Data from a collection
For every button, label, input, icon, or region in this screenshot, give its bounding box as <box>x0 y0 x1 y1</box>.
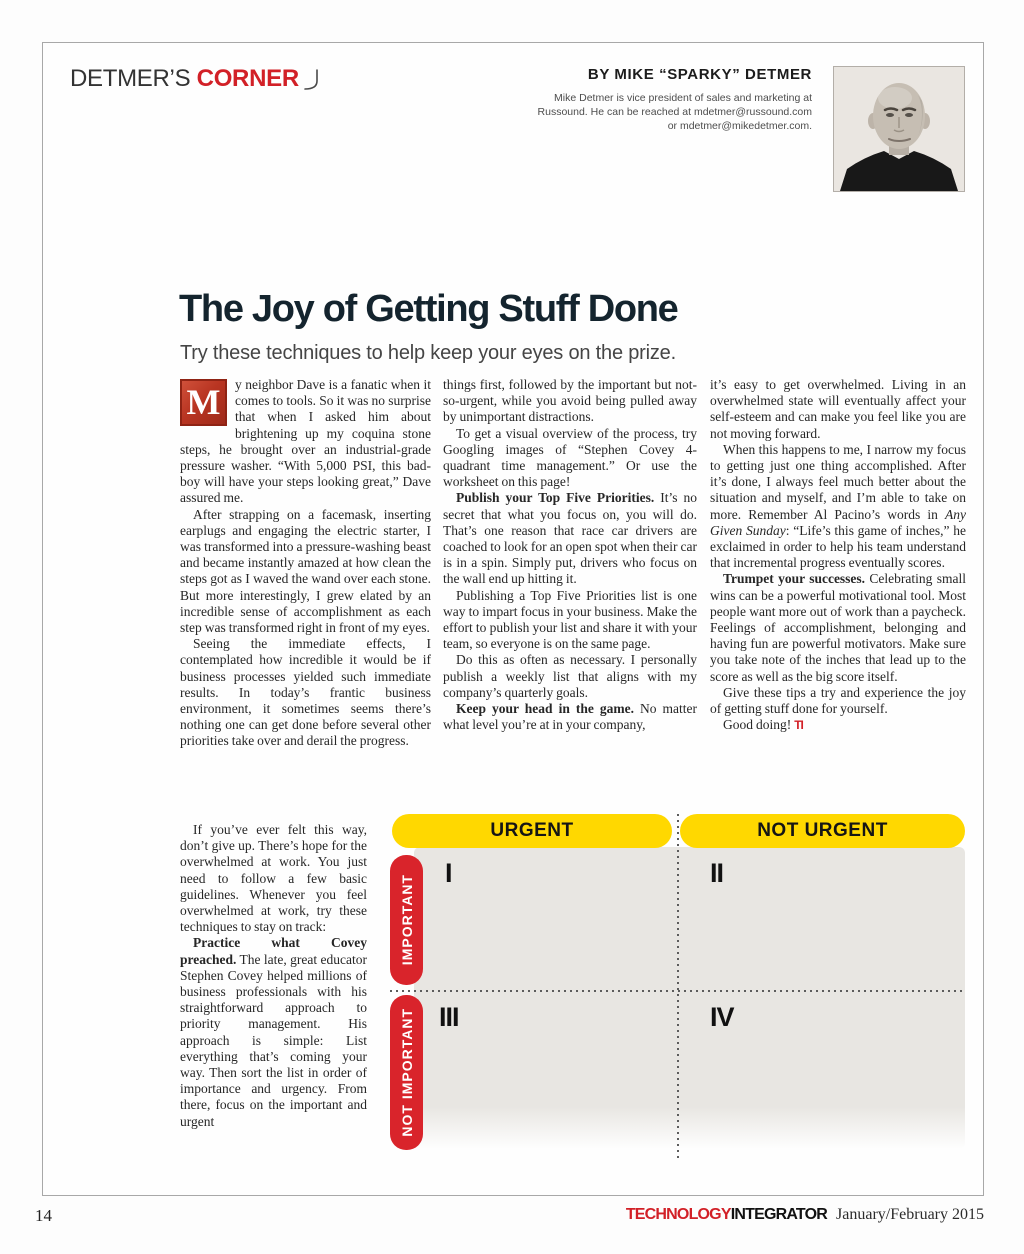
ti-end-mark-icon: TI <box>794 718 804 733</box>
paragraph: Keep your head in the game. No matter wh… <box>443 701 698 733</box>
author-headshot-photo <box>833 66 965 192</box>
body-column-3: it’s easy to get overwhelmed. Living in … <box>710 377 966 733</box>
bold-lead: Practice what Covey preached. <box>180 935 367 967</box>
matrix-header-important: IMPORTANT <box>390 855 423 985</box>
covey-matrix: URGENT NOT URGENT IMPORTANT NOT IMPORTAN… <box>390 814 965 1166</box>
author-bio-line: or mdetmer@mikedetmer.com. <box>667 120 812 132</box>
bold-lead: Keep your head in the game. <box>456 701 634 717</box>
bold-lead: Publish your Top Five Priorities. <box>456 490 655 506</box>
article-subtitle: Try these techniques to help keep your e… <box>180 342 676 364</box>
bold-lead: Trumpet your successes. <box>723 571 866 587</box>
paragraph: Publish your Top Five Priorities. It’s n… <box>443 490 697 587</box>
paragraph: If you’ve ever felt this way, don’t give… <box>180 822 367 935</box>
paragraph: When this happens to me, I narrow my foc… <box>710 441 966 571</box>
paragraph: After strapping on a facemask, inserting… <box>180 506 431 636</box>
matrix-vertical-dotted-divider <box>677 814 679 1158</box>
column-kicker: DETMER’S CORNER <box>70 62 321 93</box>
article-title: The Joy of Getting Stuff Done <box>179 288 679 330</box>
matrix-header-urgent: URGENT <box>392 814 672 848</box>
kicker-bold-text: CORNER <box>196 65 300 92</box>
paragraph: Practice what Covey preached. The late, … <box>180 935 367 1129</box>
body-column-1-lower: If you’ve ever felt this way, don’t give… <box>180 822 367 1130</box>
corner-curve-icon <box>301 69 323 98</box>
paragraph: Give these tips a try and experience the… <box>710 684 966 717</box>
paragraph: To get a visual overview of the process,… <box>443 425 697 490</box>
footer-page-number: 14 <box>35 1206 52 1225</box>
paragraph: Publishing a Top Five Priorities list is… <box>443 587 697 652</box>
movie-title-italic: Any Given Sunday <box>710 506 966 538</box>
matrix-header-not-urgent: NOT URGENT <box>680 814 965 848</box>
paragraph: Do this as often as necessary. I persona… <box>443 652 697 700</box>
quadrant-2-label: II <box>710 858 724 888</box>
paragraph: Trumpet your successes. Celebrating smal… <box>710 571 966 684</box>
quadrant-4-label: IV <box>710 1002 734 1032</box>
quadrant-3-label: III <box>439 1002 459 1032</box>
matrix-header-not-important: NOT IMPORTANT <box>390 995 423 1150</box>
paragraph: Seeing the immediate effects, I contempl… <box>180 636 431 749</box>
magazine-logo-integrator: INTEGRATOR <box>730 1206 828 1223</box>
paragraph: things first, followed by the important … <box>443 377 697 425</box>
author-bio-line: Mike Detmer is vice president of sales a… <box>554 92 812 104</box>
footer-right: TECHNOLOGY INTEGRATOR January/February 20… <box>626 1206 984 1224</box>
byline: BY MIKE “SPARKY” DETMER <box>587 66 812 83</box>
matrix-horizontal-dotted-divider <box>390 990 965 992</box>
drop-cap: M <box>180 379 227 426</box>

**AIM:**
Reproduce all of the data above line for line, leaving out the picture.

**THE OUTPUT:**
For every button, label, input, icon, or region in this screenshot, give its bounding box as <box>x0 y0 x1 y1</box>.
ti-end-mark-icon: TI <box>794 718 804 733</box>
paragraph: Keep your head in the game. No matter wh… <box>443 701 698 733</box>
author-headshot-photo <box>833 66 965 192</box>
body-column-3: it’s easy to get overwhelmed. Living in … <box>710 377 966 733</box>
bold-lead: Practice what Covey preached. <box>180 935 367 967</box>
matrix-header-important: IMPORTANT <box>390 855 423 985</box>
covey-matrix: URGENT NOT URGENT IMPORTANT NOT IMPORTAN… <box>390 814 965 1166</box>
author-bio-line: or mdetmer@mikedetmer.com. <box>667 120 812 132</box>
bold-lead: Keep your head in the game. <box>456 701 634 717</box>
bold-lead: Publish your Top Five Priorities. <box>456 490 655 506</box>
article-subtitle: Try these techniques to help keep your e… <box>180 342 676 364</box>
bold-lead: Trumpet your successes. <box>723 571 866 587</box>
paragraph: Publish your Top Five Priorities. It’s n… <box>443 490 697 587</box>
paragraph: If you’ve ever felt this way, don’t give… <box>180 822 367 935</box>
paragraph: When this happens to me, I narrow my foc… <box>710 441 966 571</box>
paragraph: After strapping on a facemask, inserting… <box>180 506 431 636</box>
matrix-vertical-dotted-divider <box>677 814 679 1158</box>
column-kicker: DETMER’S CORNER <box>70 62 321 93</box>
article-title: The Joy of Getting Stuff Done <box>179 288 679 330</box>
matrix-header-urgent: URGENT <box>392 814 672 848</box>
kicker-bold-text: CORNER <box>196 65 300 92</box>
paragraph: Practice what Covey preached. The late, … <box>180 935 367 1129</box>
body-column-1-lower: If you’ve ever felt this way, don’t give… <box>180 822 367 1130</box>
corner-curve-icon <box>301 69 323 98</box>
paragraph: Give these tips a try and experience the… <box>710 684 966 717</box>
paragraph: To get a visual overview of the process,… <box>443 425 697 490</box>
footer-page-number: 14 <box>35 1206 52 1225</box>
paragraph: Publishing a Top Five Priorities list is… <box>443 587 697 652</box>
movie-title-italic: Any Given Sunday <box>710 506 966 538</box>
matrix-header-not-urgent: NOT URGENT <box>680 814 965 848</box>
paragraph: Do this as often as necessary. I persona… <box>443 652 697 700</box>
quadrant-2-label: II <box>710 858 724 888</box>
paragraph: Trumpet your successes. Celebrating smal… <box>710 571 966 684</box>
quadrant-4-label: IV <box>710 1002 734 1032</box>
quadrant-3-label: III <box>439 1002 459 1032</box>
matrix-header-not-important: NOT IMPORTANT <box>390 995 423 1150</box>
paragraph: Seeing the immediate effects, I contempl… <box>180 636 431 749</box>
magazine-logo-integrator: INTEGRATOR <box>730 1206 828 1223</box>
paragraph: things first, followed by the important … <box>443 377 697 425</box>
author-bio-line: Mike Detmer is vice president of sales a… <box>554 92 812 104</box>
footer-right: TECHNOLOGY INTEGRATOR January/February 20… <box>626 1206 984 1224</box>
byline: BY MIKE “SPARKY” DETMER <box>587 66 812 83</box>
matrix-horizontal-dotted-divider <box>390 990 965 992</box>
drop-cap: M <box>180 379 227 426</box>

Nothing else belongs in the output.